§ Exercise: Each line containing the word "timestamp" needs to be copied.
# START OF Extracted records
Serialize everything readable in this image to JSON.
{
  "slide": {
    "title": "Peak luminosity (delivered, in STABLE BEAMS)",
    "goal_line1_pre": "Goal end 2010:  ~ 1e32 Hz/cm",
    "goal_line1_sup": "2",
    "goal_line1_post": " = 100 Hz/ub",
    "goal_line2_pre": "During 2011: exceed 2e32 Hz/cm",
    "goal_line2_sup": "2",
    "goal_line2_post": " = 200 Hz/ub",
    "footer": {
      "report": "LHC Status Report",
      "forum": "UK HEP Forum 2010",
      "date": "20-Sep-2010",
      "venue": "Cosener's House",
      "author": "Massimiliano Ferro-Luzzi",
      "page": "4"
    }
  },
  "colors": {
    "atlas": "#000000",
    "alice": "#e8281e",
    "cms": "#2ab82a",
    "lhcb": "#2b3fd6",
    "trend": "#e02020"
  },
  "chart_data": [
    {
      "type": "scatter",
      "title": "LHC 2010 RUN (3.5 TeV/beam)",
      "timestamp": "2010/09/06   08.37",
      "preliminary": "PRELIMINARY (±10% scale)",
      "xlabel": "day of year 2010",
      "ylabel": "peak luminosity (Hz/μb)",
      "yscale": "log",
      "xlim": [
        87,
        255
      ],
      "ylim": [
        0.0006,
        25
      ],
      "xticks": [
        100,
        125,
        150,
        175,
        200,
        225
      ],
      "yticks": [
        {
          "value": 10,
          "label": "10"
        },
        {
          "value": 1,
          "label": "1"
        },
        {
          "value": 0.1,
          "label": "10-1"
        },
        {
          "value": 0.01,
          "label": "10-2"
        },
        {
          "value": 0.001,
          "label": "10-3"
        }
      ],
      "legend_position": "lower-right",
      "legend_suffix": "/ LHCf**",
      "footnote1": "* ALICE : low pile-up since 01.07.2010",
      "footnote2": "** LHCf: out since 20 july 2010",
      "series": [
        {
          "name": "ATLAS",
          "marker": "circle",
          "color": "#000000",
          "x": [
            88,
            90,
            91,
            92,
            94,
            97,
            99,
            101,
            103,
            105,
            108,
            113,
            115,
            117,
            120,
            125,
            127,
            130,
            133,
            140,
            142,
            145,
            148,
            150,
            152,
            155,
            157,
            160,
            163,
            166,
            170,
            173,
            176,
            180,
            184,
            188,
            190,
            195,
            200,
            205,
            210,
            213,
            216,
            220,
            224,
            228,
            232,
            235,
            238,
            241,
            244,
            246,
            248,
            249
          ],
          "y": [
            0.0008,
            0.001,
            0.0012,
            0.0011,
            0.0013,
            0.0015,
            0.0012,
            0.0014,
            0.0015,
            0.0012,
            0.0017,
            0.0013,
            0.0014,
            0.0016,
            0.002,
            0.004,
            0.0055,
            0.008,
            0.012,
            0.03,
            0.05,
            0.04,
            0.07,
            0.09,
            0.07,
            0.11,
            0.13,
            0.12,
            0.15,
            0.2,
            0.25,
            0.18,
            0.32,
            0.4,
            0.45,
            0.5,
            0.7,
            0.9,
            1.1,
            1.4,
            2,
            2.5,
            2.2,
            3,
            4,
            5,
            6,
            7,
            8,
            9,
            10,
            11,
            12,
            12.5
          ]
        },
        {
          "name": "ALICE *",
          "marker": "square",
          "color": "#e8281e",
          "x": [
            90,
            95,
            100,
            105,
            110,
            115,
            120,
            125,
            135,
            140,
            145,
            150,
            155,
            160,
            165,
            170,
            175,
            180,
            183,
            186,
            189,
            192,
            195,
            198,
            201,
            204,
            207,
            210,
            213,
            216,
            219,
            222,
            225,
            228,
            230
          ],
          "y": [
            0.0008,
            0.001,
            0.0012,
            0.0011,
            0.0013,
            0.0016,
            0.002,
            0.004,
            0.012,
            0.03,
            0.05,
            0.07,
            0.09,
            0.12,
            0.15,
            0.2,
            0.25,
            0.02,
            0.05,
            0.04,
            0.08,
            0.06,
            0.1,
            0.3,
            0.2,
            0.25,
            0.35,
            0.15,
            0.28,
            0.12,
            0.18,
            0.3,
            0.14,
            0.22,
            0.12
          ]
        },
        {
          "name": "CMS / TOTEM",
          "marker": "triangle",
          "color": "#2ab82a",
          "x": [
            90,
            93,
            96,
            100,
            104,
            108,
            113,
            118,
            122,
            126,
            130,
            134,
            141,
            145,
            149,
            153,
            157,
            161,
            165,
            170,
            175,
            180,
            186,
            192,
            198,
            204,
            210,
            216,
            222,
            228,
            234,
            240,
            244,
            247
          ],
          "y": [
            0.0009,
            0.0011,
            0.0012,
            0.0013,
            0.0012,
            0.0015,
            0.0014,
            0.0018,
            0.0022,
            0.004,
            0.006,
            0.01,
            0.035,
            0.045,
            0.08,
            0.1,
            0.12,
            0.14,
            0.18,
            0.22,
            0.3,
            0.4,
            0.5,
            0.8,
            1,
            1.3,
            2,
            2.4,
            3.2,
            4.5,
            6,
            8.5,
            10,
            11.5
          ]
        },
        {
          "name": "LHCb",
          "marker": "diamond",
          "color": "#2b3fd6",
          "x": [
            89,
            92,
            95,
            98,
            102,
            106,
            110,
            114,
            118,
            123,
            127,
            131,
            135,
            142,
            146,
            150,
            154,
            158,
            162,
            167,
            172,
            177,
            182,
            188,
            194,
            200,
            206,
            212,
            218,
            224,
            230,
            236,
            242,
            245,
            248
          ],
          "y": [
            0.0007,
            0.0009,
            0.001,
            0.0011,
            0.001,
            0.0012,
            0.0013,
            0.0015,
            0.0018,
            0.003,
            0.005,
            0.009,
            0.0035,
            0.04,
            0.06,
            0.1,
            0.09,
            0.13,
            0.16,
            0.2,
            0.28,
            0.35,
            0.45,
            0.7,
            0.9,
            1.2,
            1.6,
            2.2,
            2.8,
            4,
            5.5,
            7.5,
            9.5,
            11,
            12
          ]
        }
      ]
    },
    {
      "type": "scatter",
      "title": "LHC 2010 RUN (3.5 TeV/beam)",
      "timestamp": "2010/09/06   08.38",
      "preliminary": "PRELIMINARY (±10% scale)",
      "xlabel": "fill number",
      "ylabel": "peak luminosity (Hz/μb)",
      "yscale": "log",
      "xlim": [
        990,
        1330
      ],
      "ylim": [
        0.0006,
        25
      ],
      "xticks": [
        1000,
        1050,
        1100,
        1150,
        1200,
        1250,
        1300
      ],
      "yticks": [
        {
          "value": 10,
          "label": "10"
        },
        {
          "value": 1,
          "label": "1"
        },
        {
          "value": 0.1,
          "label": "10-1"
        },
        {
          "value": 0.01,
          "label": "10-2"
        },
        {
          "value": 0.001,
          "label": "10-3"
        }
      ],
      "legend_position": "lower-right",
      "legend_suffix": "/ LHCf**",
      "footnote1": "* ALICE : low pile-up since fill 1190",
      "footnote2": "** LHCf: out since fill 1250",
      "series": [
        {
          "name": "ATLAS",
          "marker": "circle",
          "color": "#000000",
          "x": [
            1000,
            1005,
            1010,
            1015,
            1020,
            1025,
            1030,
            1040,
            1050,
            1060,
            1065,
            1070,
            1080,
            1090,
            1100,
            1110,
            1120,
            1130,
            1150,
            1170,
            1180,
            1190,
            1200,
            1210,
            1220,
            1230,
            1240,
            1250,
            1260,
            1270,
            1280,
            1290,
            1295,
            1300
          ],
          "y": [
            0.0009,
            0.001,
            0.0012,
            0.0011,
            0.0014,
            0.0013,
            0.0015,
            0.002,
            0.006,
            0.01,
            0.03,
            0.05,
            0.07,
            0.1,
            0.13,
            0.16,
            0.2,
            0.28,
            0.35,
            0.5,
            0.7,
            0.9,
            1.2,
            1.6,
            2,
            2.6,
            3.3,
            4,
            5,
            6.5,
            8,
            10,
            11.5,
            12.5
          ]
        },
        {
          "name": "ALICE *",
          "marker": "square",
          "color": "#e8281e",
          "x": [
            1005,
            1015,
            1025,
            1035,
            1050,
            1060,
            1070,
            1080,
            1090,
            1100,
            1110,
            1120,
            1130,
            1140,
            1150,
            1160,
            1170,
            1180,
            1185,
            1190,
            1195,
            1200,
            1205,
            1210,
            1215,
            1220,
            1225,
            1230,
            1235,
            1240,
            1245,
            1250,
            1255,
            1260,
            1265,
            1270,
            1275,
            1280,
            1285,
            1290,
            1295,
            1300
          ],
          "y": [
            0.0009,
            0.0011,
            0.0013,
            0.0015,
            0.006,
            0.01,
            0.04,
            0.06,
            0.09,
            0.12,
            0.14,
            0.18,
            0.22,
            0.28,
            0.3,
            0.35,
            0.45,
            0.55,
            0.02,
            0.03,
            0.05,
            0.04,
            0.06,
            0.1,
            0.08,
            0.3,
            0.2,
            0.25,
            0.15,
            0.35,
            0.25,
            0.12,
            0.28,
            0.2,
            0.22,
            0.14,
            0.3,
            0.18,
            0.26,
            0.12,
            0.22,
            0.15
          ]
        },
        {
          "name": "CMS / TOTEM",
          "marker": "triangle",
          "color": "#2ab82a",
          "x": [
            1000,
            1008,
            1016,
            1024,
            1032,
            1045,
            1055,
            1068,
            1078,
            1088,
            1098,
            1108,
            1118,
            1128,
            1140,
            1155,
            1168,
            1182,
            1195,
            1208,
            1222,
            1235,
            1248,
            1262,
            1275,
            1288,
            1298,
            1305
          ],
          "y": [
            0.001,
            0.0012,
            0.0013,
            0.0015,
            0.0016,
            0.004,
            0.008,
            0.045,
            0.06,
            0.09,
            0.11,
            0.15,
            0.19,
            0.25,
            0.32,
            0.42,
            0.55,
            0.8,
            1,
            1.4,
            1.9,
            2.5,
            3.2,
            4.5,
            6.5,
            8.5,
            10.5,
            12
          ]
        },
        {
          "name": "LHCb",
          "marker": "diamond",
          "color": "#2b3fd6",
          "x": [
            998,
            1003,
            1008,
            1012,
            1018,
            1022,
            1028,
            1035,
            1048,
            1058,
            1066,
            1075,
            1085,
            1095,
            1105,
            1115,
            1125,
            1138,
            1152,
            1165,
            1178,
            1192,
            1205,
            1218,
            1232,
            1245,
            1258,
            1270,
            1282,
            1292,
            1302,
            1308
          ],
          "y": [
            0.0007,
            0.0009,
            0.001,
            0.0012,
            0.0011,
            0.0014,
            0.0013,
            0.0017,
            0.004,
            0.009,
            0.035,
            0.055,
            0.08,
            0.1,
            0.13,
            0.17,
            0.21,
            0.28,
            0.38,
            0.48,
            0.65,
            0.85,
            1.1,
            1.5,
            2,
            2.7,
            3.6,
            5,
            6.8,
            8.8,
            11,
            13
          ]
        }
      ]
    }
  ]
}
# END OF Extracted records
§ Answer to the task:
      "timestamp": "2010/09/06   08.37",
      "timestamp": "2010/09/06   08.38",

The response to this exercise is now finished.